=== Direction ===
Your answer is a single number: how many lines hold the word "Rating"?

=== Dataset items ===
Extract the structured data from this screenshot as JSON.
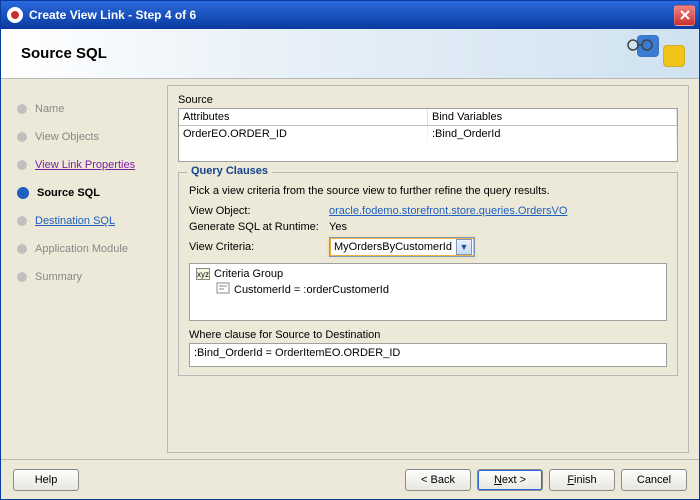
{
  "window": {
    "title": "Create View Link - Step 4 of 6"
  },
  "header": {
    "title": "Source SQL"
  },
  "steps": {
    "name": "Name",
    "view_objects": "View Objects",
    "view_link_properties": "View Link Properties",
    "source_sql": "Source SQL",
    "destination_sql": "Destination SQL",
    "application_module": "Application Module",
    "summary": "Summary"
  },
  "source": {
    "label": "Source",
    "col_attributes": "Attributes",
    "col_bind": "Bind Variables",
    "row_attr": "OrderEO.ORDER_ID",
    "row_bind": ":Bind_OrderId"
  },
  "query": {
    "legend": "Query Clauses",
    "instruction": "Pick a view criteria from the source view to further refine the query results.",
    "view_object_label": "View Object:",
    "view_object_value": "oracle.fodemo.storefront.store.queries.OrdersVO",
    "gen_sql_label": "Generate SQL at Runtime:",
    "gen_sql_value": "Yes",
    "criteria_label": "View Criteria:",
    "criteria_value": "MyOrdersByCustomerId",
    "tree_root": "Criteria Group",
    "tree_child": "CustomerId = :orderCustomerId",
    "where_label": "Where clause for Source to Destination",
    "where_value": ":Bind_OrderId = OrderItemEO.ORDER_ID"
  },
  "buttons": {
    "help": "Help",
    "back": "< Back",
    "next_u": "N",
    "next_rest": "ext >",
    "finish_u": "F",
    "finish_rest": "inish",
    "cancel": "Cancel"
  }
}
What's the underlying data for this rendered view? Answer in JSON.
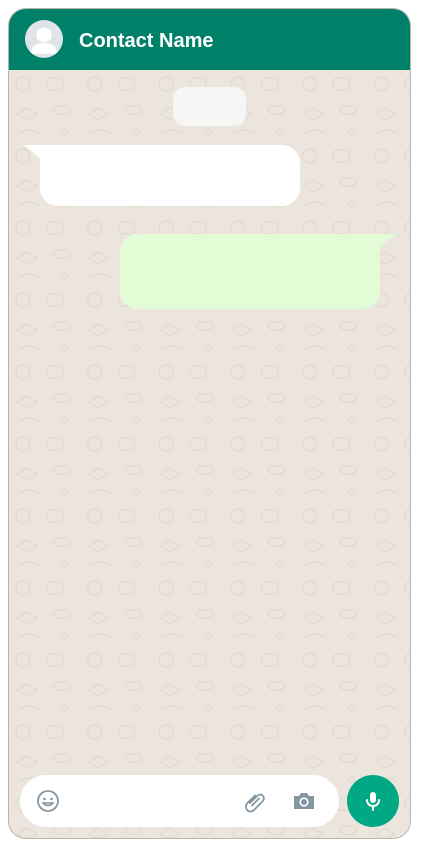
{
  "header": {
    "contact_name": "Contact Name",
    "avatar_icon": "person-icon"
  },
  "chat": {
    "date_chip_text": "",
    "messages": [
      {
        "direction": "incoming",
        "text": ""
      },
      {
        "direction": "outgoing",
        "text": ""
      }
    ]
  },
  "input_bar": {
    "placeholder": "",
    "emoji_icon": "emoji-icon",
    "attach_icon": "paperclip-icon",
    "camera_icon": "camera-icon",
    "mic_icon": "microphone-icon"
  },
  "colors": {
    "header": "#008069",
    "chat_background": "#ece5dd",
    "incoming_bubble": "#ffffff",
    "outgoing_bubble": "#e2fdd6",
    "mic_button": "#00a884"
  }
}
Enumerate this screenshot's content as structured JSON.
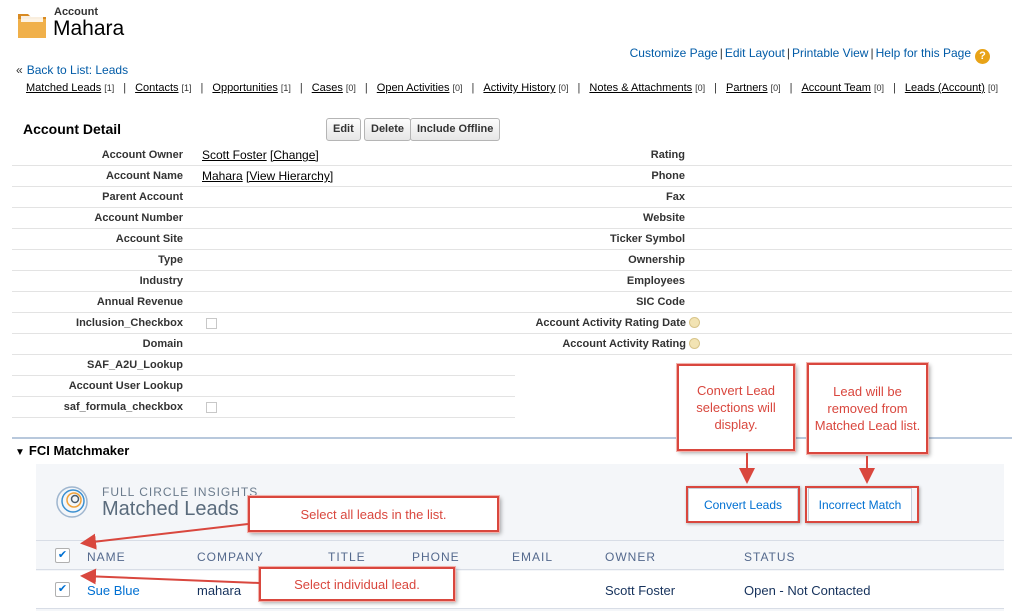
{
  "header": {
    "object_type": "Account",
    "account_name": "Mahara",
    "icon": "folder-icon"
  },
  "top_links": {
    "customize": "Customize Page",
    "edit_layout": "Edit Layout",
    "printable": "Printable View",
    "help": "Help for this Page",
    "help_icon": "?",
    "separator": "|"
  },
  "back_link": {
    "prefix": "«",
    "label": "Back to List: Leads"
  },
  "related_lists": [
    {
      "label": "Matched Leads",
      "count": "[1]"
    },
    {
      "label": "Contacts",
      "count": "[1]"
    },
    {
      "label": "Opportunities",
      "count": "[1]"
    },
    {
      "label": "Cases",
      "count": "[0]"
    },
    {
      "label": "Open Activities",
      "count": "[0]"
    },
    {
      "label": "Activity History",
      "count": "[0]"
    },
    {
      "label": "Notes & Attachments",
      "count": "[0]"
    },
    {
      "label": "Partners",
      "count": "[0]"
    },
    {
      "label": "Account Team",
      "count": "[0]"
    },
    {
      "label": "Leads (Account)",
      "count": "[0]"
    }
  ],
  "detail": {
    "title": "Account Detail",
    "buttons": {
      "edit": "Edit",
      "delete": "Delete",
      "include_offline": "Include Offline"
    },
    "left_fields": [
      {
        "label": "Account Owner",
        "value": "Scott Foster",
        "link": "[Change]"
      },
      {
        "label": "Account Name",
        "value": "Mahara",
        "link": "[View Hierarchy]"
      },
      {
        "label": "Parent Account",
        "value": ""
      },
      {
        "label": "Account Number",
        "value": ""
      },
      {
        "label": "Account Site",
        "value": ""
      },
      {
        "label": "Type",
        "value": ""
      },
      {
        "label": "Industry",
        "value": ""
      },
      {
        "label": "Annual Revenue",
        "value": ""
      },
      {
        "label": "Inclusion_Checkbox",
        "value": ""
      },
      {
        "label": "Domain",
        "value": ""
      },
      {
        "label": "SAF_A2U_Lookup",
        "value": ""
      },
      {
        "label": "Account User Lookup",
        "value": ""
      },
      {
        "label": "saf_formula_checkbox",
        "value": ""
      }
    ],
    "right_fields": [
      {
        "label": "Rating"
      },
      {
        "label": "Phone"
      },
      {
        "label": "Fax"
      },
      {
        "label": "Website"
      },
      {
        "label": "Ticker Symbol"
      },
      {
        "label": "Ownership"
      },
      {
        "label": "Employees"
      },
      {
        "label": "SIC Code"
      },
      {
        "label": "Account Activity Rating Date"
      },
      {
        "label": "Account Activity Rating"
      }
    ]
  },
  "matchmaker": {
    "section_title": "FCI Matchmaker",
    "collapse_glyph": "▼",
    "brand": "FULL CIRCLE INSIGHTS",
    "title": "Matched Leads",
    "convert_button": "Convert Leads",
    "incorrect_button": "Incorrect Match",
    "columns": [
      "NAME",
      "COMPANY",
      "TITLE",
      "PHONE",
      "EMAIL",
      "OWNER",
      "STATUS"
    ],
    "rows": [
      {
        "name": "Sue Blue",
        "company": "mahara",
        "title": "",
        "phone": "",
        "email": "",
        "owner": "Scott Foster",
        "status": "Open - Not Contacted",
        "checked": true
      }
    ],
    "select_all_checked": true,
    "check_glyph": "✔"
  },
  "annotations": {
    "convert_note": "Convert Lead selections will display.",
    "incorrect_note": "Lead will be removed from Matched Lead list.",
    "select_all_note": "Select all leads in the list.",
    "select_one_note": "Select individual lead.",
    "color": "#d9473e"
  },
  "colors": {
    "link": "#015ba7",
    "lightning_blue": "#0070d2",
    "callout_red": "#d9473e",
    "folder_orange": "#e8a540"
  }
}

=== Result for this task ===
3